[RECORDS SHOWN Boundary: Start]
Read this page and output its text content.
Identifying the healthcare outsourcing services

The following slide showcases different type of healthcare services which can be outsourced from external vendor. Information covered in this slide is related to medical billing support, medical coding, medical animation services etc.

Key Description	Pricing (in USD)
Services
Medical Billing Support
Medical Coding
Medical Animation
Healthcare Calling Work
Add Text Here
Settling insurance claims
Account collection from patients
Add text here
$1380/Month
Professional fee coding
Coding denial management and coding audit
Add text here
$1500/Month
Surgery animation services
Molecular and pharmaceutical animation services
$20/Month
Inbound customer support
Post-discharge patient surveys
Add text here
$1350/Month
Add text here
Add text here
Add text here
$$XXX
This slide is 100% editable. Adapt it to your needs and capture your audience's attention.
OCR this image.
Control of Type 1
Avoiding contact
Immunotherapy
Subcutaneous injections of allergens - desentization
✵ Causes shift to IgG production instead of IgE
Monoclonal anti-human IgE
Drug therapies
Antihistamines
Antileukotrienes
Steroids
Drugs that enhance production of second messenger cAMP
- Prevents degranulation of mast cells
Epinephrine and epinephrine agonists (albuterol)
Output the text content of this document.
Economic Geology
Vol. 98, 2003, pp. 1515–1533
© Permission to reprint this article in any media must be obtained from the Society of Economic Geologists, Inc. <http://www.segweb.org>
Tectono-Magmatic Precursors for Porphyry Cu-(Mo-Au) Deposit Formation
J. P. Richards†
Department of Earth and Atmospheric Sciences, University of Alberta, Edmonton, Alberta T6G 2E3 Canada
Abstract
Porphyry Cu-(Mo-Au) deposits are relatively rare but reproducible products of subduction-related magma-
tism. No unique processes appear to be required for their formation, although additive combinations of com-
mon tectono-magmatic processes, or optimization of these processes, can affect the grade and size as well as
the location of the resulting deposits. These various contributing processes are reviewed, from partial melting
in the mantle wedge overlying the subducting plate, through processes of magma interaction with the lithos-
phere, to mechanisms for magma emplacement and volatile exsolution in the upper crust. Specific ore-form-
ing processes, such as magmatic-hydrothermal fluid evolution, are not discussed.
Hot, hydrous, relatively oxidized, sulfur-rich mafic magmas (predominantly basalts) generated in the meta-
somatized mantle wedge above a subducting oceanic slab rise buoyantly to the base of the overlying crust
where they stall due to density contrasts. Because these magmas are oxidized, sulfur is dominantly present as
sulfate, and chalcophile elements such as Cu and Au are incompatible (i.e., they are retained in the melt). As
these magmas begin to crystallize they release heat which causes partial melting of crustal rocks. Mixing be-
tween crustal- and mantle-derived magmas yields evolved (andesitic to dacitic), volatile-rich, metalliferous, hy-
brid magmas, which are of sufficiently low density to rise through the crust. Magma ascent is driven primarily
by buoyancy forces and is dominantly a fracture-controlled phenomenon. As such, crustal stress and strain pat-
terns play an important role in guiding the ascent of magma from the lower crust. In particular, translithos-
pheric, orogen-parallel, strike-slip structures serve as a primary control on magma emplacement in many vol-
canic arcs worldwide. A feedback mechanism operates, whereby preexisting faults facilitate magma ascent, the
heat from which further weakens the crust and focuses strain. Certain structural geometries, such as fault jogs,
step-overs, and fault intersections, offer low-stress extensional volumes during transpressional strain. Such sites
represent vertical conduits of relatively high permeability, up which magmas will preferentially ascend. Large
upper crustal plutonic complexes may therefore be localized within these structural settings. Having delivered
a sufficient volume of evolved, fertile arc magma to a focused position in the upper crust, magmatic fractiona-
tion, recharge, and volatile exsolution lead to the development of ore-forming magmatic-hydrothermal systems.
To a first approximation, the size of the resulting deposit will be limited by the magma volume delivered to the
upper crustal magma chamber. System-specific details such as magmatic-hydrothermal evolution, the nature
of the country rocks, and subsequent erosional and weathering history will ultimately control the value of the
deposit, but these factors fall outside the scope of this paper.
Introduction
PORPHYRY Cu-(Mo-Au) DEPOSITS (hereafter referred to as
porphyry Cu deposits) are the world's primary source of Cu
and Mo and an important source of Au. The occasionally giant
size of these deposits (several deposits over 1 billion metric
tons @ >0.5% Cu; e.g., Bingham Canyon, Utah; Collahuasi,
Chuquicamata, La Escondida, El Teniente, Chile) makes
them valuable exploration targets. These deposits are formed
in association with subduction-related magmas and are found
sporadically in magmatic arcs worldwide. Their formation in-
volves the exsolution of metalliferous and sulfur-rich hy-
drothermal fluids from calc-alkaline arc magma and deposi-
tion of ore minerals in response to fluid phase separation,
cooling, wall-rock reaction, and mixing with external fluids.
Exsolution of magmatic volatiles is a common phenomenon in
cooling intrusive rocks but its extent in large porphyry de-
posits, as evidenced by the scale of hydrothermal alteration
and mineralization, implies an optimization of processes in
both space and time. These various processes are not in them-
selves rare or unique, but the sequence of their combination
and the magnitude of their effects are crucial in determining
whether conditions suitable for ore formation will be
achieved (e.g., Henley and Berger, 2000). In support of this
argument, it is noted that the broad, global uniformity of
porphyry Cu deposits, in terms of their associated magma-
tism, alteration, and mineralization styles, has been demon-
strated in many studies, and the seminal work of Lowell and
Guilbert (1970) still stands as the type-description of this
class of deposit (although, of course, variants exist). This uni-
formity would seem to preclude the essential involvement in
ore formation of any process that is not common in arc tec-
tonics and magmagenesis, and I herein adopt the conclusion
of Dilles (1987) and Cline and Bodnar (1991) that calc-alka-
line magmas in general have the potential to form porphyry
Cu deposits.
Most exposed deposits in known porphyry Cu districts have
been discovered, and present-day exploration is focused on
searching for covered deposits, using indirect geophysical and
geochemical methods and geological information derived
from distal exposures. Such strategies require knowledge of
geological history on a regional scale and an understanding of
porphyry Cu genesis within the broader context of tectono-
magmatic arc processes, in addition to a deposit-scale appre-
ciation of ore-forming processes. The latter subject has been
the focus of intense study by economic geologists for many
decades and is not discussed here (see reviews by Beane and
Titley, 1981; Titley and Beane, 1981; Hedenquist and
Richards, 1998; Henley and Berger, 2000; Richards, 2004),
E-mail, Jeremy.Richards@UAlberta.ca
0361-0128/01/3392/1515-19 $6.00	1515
[RECORDS SHOWN Boundary: End]
Extract every line containing the string "structural" from the material.

heat from which further weakens the crust and focuses strain. Certain structural geometries, such as fault jogs,
upper crustal plutonic complexes may therefore be localized within these structural settings. Having delivered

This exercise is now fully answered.